*TASK INSTRUCTIONS*
Show only lines that include "TradingView".

*RAW RECORDS*
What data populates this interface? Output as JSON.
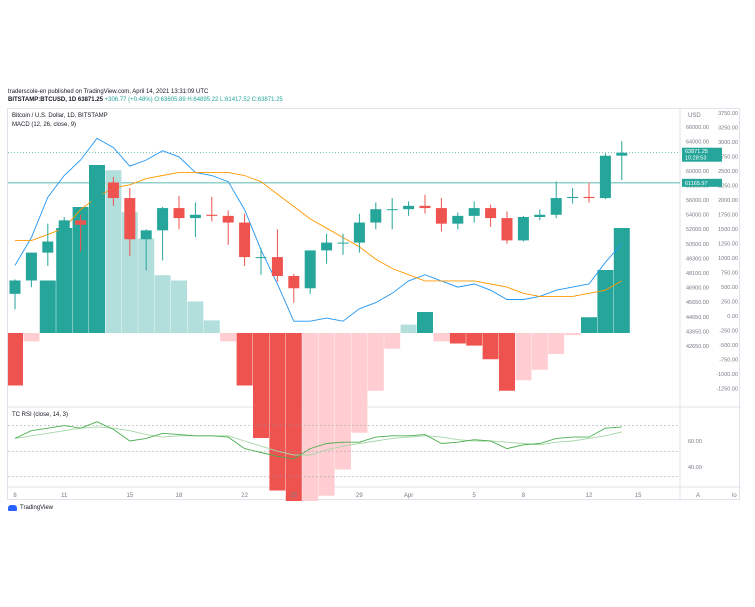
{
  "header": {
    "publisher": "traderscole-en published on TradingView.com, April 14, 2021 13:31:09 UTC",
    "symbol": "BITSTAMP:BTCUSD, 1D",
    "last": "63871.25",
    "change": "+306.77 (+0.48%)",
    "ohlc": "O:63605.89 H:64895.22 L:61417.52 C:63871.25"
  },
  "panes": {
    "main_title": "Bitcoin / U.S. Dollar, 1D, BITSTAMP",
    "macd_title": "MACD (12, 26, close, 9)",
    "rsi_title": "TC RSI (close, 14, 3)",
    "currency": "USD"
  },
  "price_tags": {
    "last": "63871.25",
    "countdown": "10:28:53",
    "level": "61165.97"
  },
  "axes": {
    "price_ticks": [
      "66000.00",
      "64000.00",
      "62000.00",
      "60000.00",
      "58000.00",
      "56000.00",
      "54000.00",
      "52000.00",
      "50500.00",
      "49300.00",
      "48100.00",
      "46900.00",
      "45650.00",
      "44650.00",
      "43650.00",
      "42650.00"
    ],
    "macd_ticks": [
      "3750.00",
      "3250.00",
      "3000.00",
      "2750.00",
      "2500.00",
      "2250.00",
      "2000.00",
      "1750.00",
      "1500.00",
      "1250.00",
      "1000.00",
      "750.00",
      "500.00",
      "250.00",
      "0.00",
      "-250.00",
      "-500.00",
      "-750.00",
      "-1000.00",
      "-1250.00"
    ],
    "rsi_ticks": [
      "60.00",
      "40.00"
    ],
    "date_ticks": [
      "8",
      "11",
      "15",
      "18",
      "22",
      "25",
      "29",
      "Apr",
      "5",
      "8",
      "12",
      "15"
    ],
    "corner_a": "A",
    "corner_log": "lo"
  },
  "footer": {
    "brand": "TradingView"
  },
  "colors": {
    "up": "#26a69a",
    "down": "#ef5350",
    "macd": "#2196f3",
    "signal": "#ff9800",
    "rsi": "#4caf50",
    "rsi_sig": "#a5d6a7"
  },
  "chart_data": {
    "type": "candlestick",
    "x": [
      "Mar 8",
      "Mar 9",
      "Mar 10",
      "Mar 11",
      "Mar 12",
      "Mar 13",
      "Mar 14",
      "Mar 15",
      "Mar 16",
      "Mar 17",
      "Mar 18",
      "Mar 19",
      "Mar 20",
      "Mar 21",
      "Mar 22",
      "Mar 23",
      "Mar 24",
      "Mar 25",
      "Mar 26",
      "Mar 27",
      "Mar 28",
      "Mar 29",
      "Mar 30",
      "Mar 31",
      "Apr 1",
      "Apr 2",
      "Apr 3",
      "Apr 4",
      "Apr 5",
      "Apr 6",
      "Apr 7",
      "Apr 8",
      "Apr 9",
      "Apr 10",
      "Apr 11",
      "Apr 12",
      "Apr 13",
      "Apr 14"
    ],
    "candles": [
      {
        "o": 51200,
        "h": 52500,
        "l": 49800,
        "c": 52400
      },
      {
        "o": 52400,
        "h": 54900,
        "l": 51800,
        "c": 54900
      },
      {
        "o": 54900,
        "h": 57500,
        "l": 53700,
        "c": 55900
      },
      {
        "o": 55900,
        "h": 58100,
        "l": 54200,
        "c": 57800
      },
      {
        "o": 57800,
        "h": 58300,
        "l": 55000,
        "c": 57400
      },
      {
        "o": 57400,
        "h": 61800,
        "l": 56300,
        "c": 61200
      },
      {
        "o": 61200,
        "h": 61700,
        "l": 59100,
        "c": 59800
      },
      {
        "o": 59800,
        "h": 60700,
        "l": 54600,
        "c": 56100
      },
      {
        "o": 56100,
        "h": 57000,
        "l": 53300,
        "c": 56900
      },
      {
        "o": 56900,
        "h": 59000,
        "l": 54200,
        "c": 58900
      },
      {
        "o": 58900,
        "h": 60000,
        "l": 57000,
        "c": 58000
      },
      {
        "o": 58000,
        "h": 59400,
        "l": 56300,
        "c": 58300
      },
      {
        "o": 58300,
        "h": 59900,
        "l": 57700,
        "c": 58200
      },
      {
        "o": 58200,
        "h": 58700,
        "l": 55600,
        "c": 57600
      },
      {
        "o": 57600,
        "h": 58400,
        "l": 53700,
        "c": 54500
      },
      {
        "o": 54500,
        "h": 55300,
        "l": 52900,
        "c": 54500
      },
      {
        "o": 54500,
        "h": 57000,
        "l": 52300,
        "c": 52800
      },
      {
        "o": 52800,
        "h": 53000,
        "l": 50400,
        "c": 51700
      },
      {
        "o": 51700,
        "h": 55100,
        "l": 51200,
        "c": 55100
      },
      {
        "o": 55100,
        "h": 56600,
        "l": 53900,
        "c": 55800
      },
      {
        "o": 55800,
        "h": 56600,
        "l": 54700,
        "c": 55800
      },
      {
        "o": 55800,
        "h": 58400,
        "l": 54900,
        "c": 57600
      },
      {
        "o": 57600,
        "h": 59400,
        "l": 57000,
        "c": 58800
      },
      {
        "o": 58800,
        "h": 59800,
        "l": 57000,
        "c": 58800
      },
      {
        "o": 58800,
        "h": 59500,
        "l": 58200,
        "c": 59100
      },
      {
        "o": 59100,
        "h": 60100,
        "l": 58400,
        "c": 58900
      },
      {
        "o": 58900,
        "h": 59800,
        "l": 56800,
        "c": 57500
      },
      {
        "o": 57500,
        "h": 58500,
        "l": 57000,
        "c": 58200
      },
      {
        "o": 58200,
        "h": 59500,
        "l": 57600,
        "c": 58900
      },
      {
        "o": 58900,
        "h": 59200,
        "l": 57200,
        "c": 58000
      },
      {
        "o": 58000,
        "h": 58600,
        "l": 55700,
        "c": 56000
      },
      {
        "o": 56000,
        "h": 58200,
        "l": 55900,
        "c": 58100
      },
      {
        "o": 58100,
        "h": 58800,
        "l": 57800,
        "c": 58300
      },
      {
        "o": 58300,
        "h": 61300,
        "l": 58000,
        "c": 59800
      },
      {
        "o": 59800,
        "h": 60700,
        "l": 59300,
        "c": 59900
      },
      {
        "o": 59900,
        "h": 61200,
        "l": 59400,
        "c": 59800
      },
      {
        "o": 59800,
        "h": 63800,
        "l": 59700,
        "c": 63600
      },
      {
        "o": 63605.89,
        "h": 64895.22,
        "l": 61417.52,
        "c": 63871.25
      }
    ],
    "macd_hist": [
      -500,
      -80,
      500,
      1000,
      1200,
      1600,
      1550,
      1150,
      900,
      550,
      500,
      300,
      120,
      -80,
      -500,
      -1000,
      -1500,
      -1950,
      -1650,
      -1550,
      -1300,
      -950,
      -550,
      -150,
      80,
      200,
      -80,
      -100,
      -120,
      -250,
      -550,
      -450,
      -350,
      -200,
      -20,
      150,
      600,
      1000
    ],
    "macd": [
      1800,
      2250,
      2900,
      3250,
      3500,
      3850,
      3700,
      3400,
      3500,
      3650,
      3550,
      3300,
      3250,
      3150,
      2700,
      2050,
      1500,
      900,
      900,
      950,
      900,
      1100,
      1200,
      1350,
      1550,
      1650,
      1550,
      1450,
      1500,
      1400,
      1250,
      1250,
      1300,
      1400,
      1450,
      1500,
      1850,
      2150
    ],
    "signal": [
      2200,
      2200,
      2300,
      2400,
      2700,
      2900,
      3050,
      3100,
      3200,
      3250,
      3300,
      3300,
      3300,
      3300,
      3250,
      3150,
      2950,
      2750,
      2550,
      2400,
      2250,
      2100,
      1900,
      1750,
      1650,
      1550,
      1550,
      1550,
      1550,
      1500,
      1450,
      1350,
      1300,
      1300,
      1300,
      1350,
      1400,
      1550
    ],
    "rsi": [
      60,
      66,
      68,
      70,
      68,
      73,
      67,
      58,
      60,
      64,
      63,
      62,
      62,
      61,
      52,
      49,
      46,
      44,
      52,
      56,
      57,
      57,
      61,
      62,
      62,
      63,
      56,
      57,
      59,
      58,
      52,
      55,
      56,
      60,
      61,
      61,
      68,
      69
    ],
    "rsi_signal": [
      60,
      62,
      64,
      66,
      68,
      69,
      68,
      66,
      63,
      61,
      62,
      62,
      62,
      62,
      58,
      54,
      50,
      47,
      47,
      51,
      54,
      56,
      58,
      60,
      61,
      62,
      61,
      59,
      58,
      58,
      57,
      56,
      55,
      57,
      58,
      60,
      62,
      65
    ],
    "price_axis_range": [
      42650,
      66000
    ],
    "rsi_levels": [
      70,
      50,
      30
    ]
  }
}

*REPLY TO THE TASK*
    "publisher": "traderscole-en published on TradingView.com, April 14, 2021 13:31:09 UTC",
    "brand": "TradingView"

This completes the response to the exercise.